== Task ==
Will you transcribe the entries that follow, exactly and in full?

Source data
— Begin —

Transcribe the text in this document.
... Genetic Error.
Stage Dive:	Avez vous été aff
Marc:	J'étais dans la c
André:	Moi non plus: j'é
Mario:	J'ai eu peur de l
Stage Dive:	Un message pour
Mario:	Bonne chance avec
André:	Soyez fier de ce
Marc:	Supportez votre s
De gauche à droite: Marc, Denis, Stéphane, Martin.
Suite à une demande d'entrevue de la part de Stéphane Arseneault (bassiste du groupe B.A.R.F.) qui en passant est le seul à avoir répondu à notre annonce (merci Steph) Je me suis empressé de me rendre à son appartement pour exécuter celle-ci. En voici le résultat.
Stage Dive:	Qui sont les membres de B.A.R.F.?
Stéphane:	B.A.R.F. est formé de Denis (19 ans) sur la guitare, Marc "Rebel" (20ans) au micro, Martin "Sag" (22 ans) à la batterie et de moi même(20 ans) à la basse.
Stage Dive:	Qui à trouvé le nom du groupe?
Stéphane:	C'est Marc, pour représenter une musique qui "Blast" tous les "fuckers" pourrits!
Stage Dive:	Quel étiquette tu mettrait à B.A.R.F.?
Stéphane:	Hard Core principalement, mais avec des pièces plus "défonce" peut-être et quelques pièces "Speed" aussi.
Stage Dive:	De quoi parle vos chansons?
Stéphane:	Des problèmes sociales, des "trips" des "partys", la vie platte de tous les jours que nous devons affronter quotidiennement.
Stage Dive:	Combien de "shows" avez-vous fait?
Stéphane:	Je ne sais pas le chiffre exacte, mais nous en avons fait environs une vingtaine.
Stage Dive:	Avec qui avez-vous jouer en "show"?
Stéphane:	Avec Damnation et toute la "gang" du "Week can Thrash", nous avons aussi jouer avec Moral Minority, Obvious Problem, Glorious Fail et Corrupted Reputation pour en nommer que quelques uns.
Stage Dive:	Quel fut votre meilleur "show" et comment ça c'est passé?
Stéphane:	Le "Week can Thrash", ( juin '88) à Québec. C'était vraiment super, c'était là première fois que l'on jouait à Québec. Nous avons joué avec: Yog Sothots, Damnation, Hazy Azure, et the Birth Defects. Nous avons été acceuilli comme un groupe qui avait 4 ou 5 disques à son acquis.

— End —

== Answer to this task ==
Transcribe the text in this document.
... Genetic Error.
Stage Dive:	Avez vous été aff
Marc:	J'étais dans la c
André:	Moi non plus: j'é
Mario:	J'ai eu peur de l
Stage Dive:	Un message pour
Mario:	Bonne chance avec
André:	Soyez fier de ce
Marc:	Supportez votre s
De gauche à droite: Marc, Denis, Stéphane, Martin.
Suite à une demande d'entrevue de la part de Stéphane Arseneault (bassiste du groupe B.A.R.F.) qui en passant est le seul à avoir répondu à notre annonce (merci Steph) Je me suis empressé de me rendre à son appartement pour exécuter celle-ci. En voici le résultat.
Stage Dive:	Qui sont les membres de B.A.R.F.?
Stéphane:	B.A.R.F. est formé de Denis (19 ans) sur la guitare, Marc "Rebel" (20ans) au micro, Martin "Sag" (22 ans) à la batterie et de moi même(20 ans) à la basse.
Stage Dive:	Qui à trouvé le nom du groupe?
Stéphane:	C'est Marc, pour représenter une musique qui "Blast" tous les "fuckers" pourrits!
Stage Dive:	Quel étiquette tu mettrait à B.A.R.F.?
Stéphane:	Hard Core principalement, mais avec des pièces plus "défonce" peut-être et quelques pièces "Speed" aussi.
Stage Dive:	De quoi parle vos chansons?
Stéphane:	Des problèmes sociales, des "trips" des "partys", la vie platte de tous les jours que nous devons affronter quotidiennement.
Stage Dive:	Combien de "shows" avez-vous fait?
Stéphane:	Je ne sais pas le chiffre exacte, mais nous en avons fait environs une vingtaine.
Stage Dive:	Avec qui avez-vous jouer en "show"?
Stéphane:	Avec Damnation et toute la "gang" du "Week can Thrash", nous avons aussi jouer avec Moral Minority, Obvious Problem, Glorious Fail et Corrupted Reputation pour en nommer que quelques uns.
Stage Dive:	Quel fut votre meilleur "show" et comment ça c'est passé?
Stéphane:	Le "Week can Thrash", ( juin '88) à Québec. C'était vraiment super, c'était là première fois que l'on jouait à Québec. Nous avons joué avec: Yog Sothots, Damnation, Hazy Azure, et the Birth Defects. Nous avons été acceuilli comme un groupe qui avait 4 ou 5 disques à son acquis.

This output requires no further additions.